* WHAT YOU HAVE TO DO
In the entries that follow, find the word "color" and report each line it is on.

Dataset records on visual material
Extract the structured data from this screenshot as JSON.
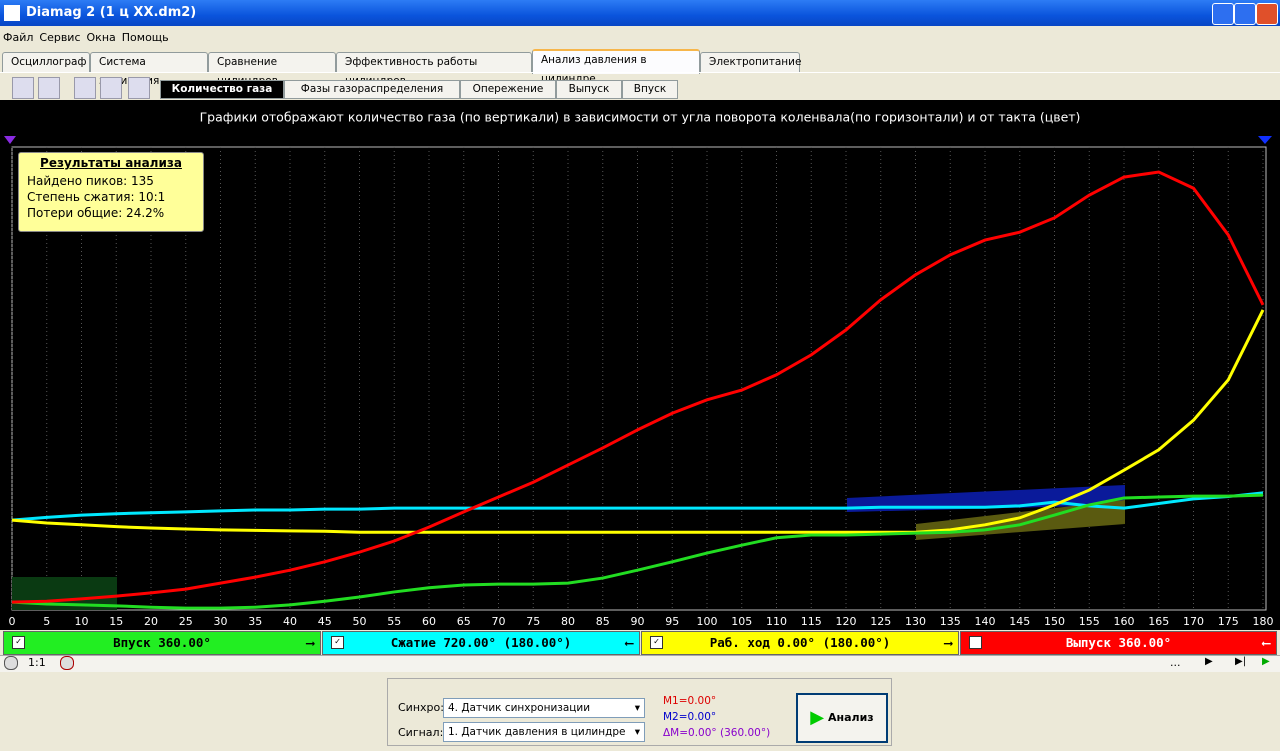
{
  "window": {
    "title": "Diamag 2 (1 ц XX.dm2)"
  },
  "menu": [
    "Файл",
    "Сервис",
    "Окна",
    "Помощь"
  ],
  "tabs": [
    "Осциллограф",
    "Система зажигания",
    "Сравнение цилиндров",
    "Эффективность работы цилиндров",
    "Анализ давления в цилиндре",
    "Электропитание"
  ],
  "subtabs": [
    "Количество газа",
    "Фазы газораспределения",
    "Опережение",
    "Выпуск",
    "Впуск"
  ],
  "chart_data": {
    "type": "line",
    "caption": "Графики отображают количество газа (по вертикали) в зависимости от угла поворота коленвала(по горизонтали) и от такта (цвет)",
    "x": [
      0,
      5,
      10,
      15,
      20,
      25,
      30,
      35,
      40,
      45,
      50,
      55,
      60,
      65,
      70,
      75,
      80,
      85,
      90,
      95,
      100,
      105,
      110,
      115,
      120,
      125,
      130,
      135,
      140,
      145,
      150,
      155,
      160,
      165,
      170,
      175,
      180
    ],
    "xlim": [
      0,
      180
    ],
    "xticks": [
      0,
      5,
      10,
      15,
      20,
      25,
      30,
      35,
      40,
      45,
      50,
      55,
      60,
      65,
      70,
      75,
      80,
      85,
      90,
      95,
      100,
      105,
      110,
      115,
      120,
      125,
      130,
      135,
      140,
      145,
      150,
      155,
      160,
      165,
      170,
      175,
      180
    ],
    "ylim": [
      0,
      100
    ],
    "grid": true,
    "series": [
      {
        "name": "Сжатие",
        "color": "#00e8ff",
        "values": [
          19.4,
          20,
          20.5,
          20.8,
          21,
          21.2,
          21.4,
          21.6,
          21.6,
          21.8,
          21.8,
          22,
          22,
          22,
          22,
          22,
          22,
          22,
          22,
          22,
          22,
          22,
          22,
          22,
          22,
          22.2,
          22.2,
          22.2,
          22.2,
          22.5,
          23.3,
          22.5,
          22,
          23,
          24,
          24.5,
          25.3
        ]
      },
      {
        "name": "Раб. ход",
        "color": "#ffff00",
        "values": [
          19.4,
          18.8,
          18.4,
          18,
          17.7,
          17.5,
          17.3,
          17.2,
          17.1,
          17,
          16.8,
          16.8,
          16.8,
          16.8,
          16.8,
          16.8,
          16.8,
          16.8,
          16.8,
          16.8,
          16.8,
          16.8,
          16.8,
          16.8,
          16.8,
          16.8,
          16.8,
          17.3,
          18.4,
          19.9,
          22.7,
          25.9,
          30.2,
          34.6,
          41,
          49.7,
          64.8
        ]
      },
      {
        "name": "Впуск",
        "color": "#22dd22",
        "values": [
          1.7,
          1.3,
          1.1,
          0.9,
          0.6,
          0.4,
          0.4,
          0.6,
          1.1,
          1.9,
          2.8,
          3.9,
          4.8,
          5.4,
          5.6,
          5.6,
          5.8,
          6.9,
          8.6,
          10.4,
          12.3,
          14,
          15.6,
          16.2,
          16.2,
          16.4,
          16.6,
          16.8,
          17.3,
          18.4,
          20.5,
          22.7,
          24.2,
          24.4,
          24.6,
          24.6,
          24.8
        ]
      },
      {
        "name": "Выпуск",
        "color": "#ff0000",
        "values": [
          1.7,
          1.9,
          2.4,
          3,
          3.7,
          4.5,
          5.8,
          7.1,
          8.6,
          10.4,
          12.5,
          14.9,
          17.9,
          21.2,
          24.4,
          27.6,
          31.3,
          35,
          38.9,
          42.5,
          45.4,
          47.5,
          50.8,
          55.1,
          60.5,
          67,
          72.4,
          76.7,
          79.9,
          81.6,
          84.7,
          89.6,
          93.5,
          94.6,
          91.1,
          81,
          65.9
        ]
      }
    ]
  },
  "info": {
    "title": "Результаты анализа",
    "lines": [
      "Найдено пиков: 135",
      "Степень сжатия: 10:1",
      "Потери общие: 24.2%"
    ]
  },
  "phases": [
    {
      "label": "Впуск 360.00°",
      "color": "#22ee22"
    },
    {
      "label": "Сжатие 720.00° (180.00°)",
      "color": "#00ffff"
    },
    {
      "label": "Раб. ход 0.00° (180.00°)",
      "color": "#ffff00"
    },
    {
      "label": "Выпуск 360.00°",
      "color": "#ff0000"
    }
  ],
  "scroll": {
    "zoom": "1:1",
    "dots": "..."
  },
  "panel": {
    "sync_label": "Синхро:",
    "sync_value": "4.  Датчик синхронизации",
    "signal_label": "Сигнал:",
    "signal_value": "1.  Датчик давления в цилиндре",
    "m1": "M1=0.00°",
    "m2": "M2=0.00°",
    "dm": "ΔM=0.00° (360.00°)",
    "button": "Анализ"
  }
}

* EXERCISE SOLUTION
        "color": "#00e8ff",
        "color": "#ffff00",
        "color": "#22dd22",
        "color": "#ff0000",
      "color": "#22ee22"
      "color": "#00ffff"
      "color": "#ffff00"
      "color": "#ff0000"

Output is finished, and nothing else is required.